Dataset items:

** START **

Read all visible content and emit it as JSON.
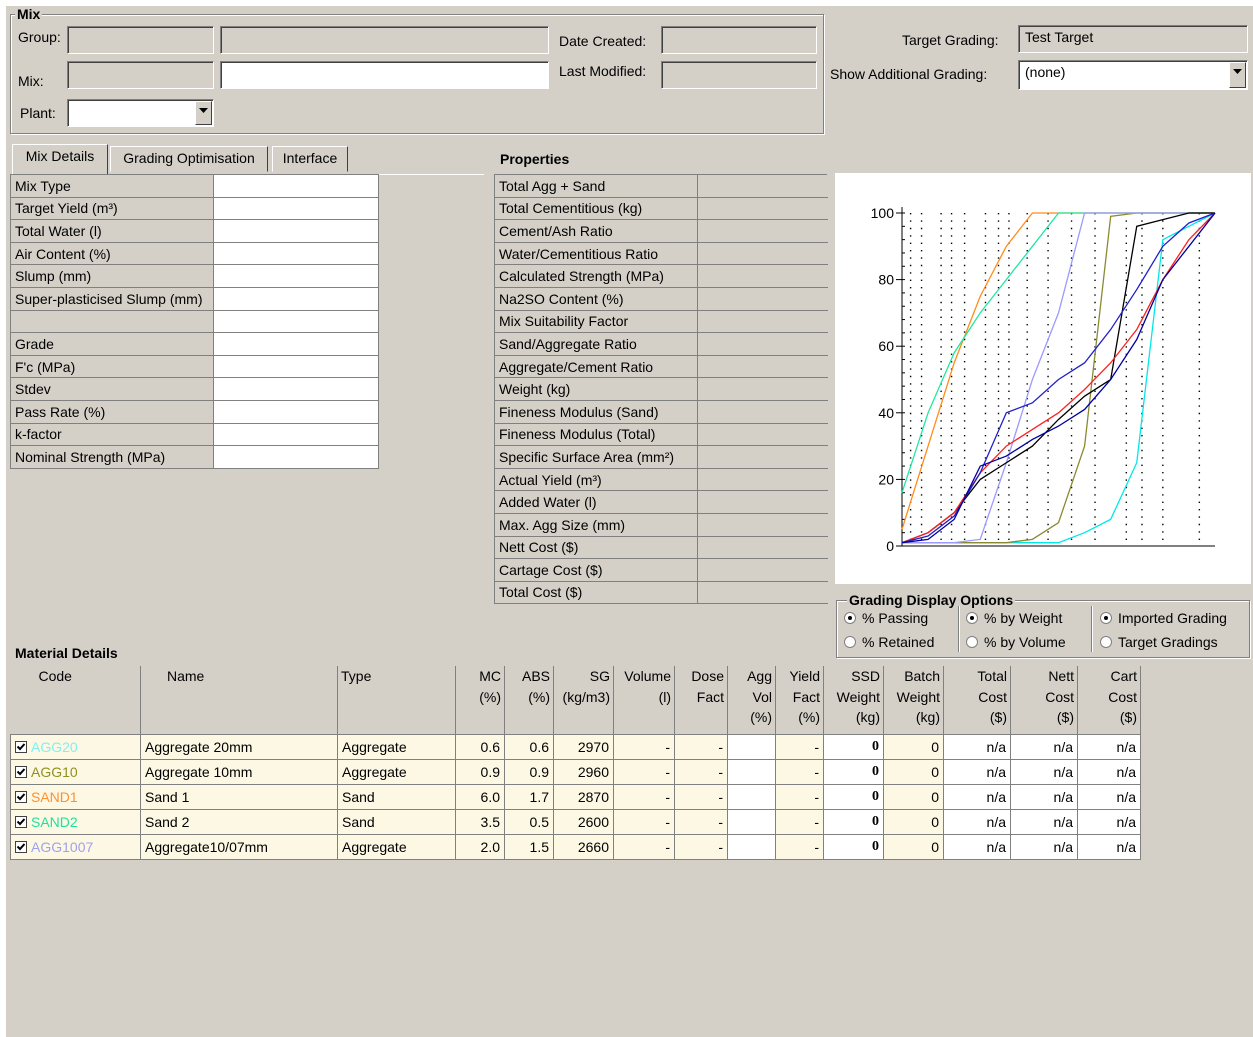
{
  "mix_group": {
    "title": "Mix",
    "group_label": "Group:",
    "group_value": "",
    "group_name": "",
    "mix_label": "Mix:",
    "mix_value": "",
    "mix_name": "",
    "plant_label": "Plant:",
    "plant_value": "",
    "date_created_label": "Date Created:",
    "date_created_value": "",
    "last_modified_label": "Last Modified:",
    "last_modified_value": ""
  },
  "target": {
    "target_grading_label": "Target Grading:",
    "target_grading_value": "Test Target",
    "show_additional_label": "Show Additional Grading:",
    "show_additional_value": "(none)"
  },
  "tabs": [
    "Mix Details",
    "Grading Optimisation",
    "Interface"
  ],
  "mix_details": [
    {
      "label": "Mix Type",
      "value": ""
    },
    {
      "label": "Target Yield (m³)",
      "value": ""
    },
    {
      "label": "Total Water (l)",
      "value": ""
    },
    {
      "label": "Air Content (%)",
      "value": ""
    },
    {
      "label": "Slump (mm)",
      "value": ""
    },
    {
      "label": "Super-plasticised Slump (mm)",
      "value": ""
    },
    {
      "label": "",
      "value": ""
    },
    {
      "label": "Grade",
      "value": ""
    },
    {
      "label": "F'c (MPa)",
      "value": ""
    },
    {
      "label": "Stdev",
      "value": ""
    },
    {
      "label": "Pass Rate (%)",
      "value": ""
    },
    {
      "label": "k-factor",
      "value": ""
    },
    {
      "label": "Nominal Strength (MPa)",
      "value": ""
    }
  ],
  "properties": {
    "title": "Properties",
    "rows": [
      {
        "label": "Total Agg + Sand",
        "value": ""
      },
      {
        "label": "Total Cementitious (kg)",
        "value": ""
      },
      {
        "label": "Cement/Ash Ratio",
        "value": ""
      },
      {
        "label": "Water/Cementitious Ratio",
        "value": ""
      },
      {
        "label": "Calculated Strength (MPa)",
        "value": ""
      },
      {
        "label": "Na2SO Content (%)",
        "value": ""
      },
      {
        "label": "Mix Suitability Factor",
        "value": ""
      },
      {
        "label": "Sand/Aggregate Ratio",
        "value": ""
      },
      {
        "label": "Aggregate/Cement Ratio",
        "value": ""
      },
      {
        "label": "Weight (kg)",
        "value": ""
      },
      {
        "label": "Fineness Modulus (Sand)",
        "value": ""
      },
      {
        "label": "Fineness Modulus (Total)",
        "value": ""
      },
      {
        "label": "Specific Surface Area (mm²)",
        "value": ""
      },
      {
        "label": "Actual Yield (m³)",
        "value": ""
      },
      {
        "label": "Added Water (l)",
        "value": ""
      },
      {
        "label": "Max. Agg Size (mm)",
        "value": ""
      },
      {
        "label": "Nett Cost ($)",
        "value": ""
      },
      {
        "label": "Cartage Cost ($)",
        "value": ""
      },
      {
        "label": "Total Cost ($)",
        "value": ""
      }
    ]
  },
  "grading_options": {
    "title": "Grading Display Options",
    "passing": "% Passing",
    "retained": "% Retained",
    "by_weight": "% by Weight",
    "by_volume": "% by Volume",
    "imported": "Imported Grading",
    "target": "Target Gradings"
  },
  "chart_data": {
    "type": "line",
    "ylim": [
      0,
      100
    ],
    "yticks": [
      "100",
      "80",
      "60",
      "40",
      "20",
      "0"
    ],
    "x": [
      0,
      1,
      2,
      3,
      4,
      5,
      6,
      7,
      8,
      9,
      10,
      11,
      12
    ],
    "series": [
      {
        "color": "#00e8e8",
        "values": [
          1,
          1,
          1,
          1,
          1,
          1,
          1,
          4,
          8,
          25,
          92,
          96,
          100
        ]
      },
      {
        "color": "#8a8a30",
        "values": [
          1,
          1,
          1,
          1,
          1,
          2,
          7,
          30,
          99,
          100,
          100,
          100,
          100
        ]
      },
      {
        "color": "#ff8c1a",
        "values": [
          5,
          30,
          55,
          75,
          90,
          100,
          100,
          100,
          100,
          100,
          100,
          100,
          100
        ]
      },
      {
        "color": "#20e8a0",
        "values": [
          16,
          40,
          58,
          70,
          80,
          90,
          100,
          100,
          100,
          100,
          100,
          100,
          100
        ]
      },
      {
        "color": "#9a9aff",
        "values": [
          1,
          1,
          1,
          2,
          25,
          50,
          70,
          100,
          100,
          100,
          100,
          100,
          100
        ]
      },
      {
        "color": "#000000",
        "values": [
          1,
          4,
          10,
          20,
          25,
          30,
          38,
          45,
          50,
          96,
          98,
          100,
          100
        ]
      },
      {
        "color": "#ff2020",
        "values": [
          1,
          4,
          10,
          22,
          30,
          35,
          40,
          47,
          55,
          65,
          80,
          92,
          100
        ]
      },
      {
        "color": "#2020c8",
        "values": [
          1,
          3,
          9,
          22,
          40,
          43,
          50,
          55,
          65,
          77,
          90,
          97,
          100
        ]
      },
      {
        "color": "#0000a0",
        "values": [
          1,
          2,
          8,
          24,
          27,
          32,
          36,
          41,
          50,
          62,
          80,
          90,
          100
        ]
      }
    ]
  },
  "material": {
    "title": "Material Details",
    "headers": [
      "Code",
      "Name",
      "Type",
      "MC\n(%)",
      "ABS\n(%)",
      "SG\n(kg/m3)",
      "Volume\n(l)",
      "Dose\nFact",
      "Agg\nVol\n(%)",
      "Yield\nFact\n(%)",
      "SSD\nWeight\n(kg)",
      "Batch\nWeight\n(kg)",
      "Total\nCost\n($)",
      "Nett\nCost\n($)",
      "Cart\nCost\n($)"
    ],
    "rows": [
      {
        "code": "AGG20",
        "code_color": "#80f0f0",
        "name": "Aggregate 20mm",
        "type": "Aggregate",
        "mc": "0.6",
        "abs": "0.6",
        "sg": "2970",
        "volume": "-",
        "dose": "-",
        "aggvol": "",
        "yield": "-",
        "ssd": "0",
        "batch": "0",
        "total": "n/a",
        "nett": "n/a",
        "cart": "n/a"
      },
      {
        "code": "AGG10",
        "code_color": "#909020",
        "name": "Aggregate 10mm",
        "type": "Aggregate",
        "mc": "0.9",
        "abs": "0.9",
        "sg": "2960",
        "volume": "-",
        "dose": "-",
        "aggvol": "",
        "yield": "-",
        "ssd": "0",
        "batch": "0",
        "total": "n/a",
        "nett": "n/a",
        "cart": "n/a"
      },
      {
        "code": "SAND1",
        "code_color": "#ff9030",
        "name": "Sand 1",
        "type": "Sand",
        "mc": "6.0",
        "abs": "1.7",
        "sg": "2870",
        "volume": "-",
        "dose": "-",
        "aggvol": "",
        "yield": "-",
        "ssd": "0",
        "batch": "0",
        "total": "n/a",
        "nett": "n/a",
        "cart": "n/a"
      },
      {
        "code": "SAND2",
        "code_color": "#20e0a0",
        "name": "Sand 2",
        "type": "Sand",
        "mc": "3.5",
        "abs": "0.5",
        "sg": "2600",
        "volume": "-",
        "dose": "-",
        "aggvol": "",
        "yield": "-",
        "ssd": "0",
        "batch": "0",
        "total": "n/a",
        "nett": "n/a",
        "cart": "n/a"
      },
      {
        "code": "AGG1007",
        "code_color": "#a0a0f0",
        "name": "Aggregate10/07mm",
        "type": "Aggregate",
        "mc": "2.0",
        "abs": "1.5",
        "sg": "2660",
        "volume": "-",
        "dose": "-",
        "aggvol": "",
        "yield": "-",
        "ssd": "0",
        "batch": "0",
        "total": "n/a",
        "nett": "n/a",
        "cart": "n/a"
      }
    ]
  }
}
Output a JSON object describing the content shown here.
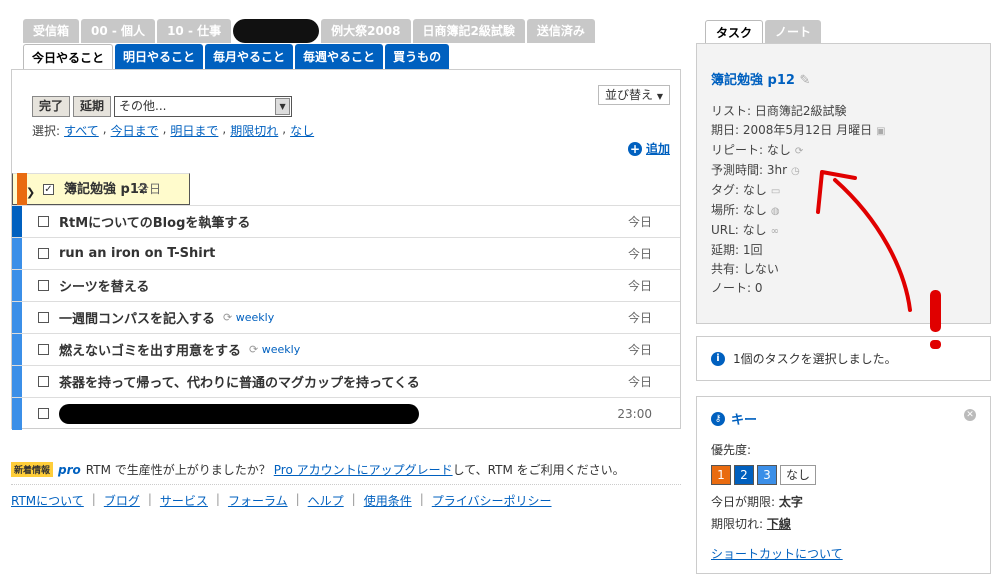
{
  "top_tabs": [
    "受信箱",
    "00 - 個人",
    "10 - 仕事",
    "",
    "例大祭2008",
    "日商簿記2級試験",
    "送信済み"
  ],
  "list_tabs": [
    "今日やること",
    "明日やること",
    "毎月やること",
    "毎週やること",
    "買うもの"
  ],
  "toolbar": {
    "complete": "完了",
    "postpone": "延期",
    "more_actions": "その他...",
    "sort": "並び替え"
  },
  "select": {
    "label": "選択:",
    "links": [
      "すべて",
      "今日まで",
      "明日まで",
      "期限切れ",
      "なし"
    ]
  },
  "add_label": "追加",
  "tasks": [
    {
      "name": "簿記勉強 p12",
      "due": "今日",
      "repeat": ""
    },
    {
      "name": "RtMについてのBlogを執筆する",
      "due": "今日",
      "repeat": ""
    },
    {
      "name": "run an iron on T-Shirt",
      "due": "今日",
      "repeat": ""
    },
    {
      "name": "シーツを替える",
      "due": "今日",
      "repeat": ""
    },
    {
      "name": "一週間コンパスを記入する",
      "due": "今日",
      "repeat": "weekly"
    },
    {
      "name": "燃えないゴミを出す用意をする",
      "due": "今日",
      "repeat": "weekly"
    },
    {
      "name": "茶器を持って帰って、代わりに普通のマグカップを持ってくる",
      "due": "今日",
      "repeat": ""
    },
    {
      "name": "",
      "due": "23:00",
      "repeat": ""
    }
  ],
  "news": {
    "tag": "新着情報",
    "pro": "pro",
    "text1": "RTM で生産性が上がりましたか？",
    "link": "Pro アカウントにアップグレード",
    "text2": "して、RTM をご利用ください。"
  },
  "footer": [
    "RTMについて",
    "ブログ",
    "サービス",
    "フォーラム",
    "ヘルプ",
    "使用条件",
    "プライバシーポリシー"
  ],
  "right_tabs": [
    "タスク",
    "ノート"
  ],
  "detail": {
    "title": "簿記勉強 p12",
    "list": "リスト: 日商簿記2級試験",
    "due": "期日: 2008年5月12日 月曜日",
    "repeat": "リピート: なし",
    "estimate": "予測時間: 3hr",
    "tags": "タグ: なし",
    "location": "場所: なし",
    "url": "URL: なし",
    "postponed": "延期: 1回",
    "shared": "共有: しない",
    "notes": "ノート: 0"
  },
  "info": "1個のタスクを選択しました。",
  "keybox": {
    "title": "キー",
    "priority_label": "優先度:",
    "pri1": "1",
    "pri2": "2",
    "pri3": "3",
    "prinone": "なし",
    "due_today_prefix": "今日が期限:",
    "due_today_value": "太字",
    "overdue_prefix": "期限切れ:",
    "overdue_value": "下線",
    "shortcut_link": "ショートカットについて"
  },
  "colors": {
    "accent": "#0060bf",
    "priority1": "#e96b10",
    "priority2": "#0060bf",
    "priority3": "#3b8fe8",
    "annotation": "#e00000"
  }
}
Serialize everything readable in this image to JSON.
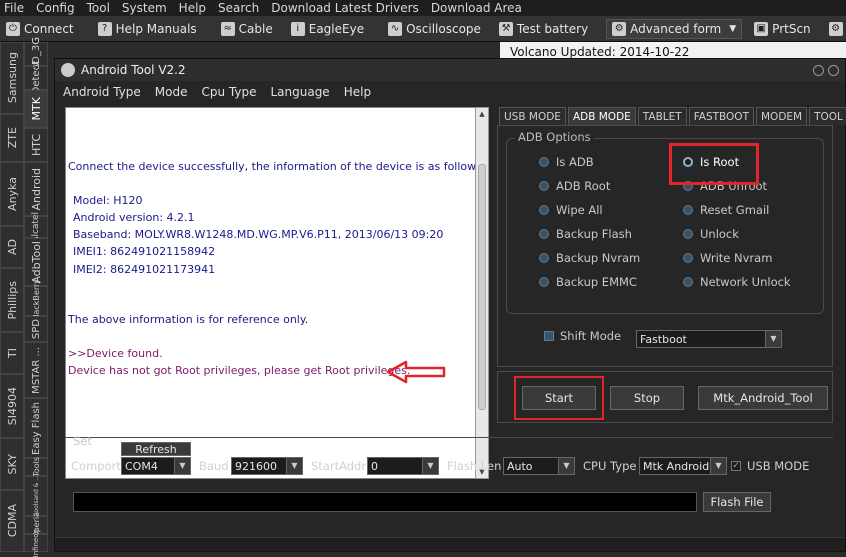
{
  "menubar": [
    "File",
    "Config",
    "Tool",
    "System",
    "Help",
    "Search",
    "Download Latest Drivers",
    "Download Area"
  ],
  "toolbar": {
    "connect": "Connect",
    "help_manuals": "Help Manuals",
    "cable": "Cable",
    "eagleeye": "EagleEye",
    "oscilloscope": "Oscilloscope",
    "test_battery": "Test battery",
    "advanced_form": "Advanced form",
    "prtscn": "PrtScn"
  },
  "left_tabs": {
    "col1": [
      "Samsung",
      "ZTE",
      "Anyka",
      "AD",
      "Phillips",
      "TI",
      "SI4904",
      "SKY",
      "CDMA"
    ],
    "col2": [
      "AD_3G",
      "Detect",
      "MTK",
      "HTC",
      "Android",
      "Alcatel",
      "AdbTool",
      "BlackBerry",
      "SPD",
      "MSTAR ...",
      "Easy Flash",
      "Tools",
      "Coolsand & ...",
      "Xperia",
      "Infineon"
    ]
  },
  "background_doc": "Volcano Updated: 2014-10-22",
  "window": {
    "title": "Android Tool V2.2",
    "menu": [
      "Android Type",
      "Mode",
      "Cpu Type",
      "Language",
      "Help"
    ]
  },
  "log": {
    "connected": "Connect the device successfully, the information of the device is as follows:",
    "model": "Model: H120",
    "android_version": "Android version: 4.2.1",
    "baseband": "Baseband: MOLY.WR8.W1248.MD.WG.MP.V6.P11, 2013/06/13 09:20",
    "imei1": "IMEI1:  862491021158942",
    "imei2": "IMEI2:  862491021173941",
    "reference": "The above information is for reference only.",
    "device_found": ">>Device found.",
    "no_root": "Device has not got Root privileges, please get Root privileges."
  },
  "tabs": [
    "USB MODE",
    "ADB MODE",
    "TABLET",
    "FASTBOOT",
    "MODEM",
    "TOOL"
  ],
  "adb_options": {
    "label": "ADB Options",
    "left": [
      "Is ADB",
      "ADB Root",
      "Wipe All",
      "Backup Flash",
      "Backup Nvram",
      "Backup EMMC"
    ],
    "right": [
      "Is Root",
      "ADB Unroot",
      "Reset Gmail",
      "Unlock",
      "Write Nvram",
      "Network Unlock"
    ]
  },
  "shift_mode": {
    "label": "Shift Mode",
    "value": "Fastboot"
  },
  "buttons": {
    "start": "Start",
    "stop": "Stop",
    "mtk_android_tool": "Mtk_Android_Tool"
  },
  "set": {
    "label": "Set",
    "refresh": "Refresh",
    "comport_label": "Comport",
    "comport_value": "COM4",
    "baud_label": "Baud",
    "baud_value": "921600",
    "startaddr_label": "StartAddr",
    "startaddr_value": "0",
    "flashlen_label": "Flash Len",
    "flashlen_value": "Auto",
    "cputype_label": "CPU Type",
    "cputype_value": "Mtk Android",
    "usbmode_label": "USB MODE",
    "flash_file": "Flash File"
  },
  "colors": {
    "highlight_red": "#e3242b",
    "log_navy": "#1a1a8a",
    "log_purple": "#7a1a6a"
  }
}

** END **

Look through the records and gather every line containing "Water".

**RESULT**
      "label": "Total Water (l)",
        "label": "Water/Cementitious Ratio",
        "label": "Added Water (l)",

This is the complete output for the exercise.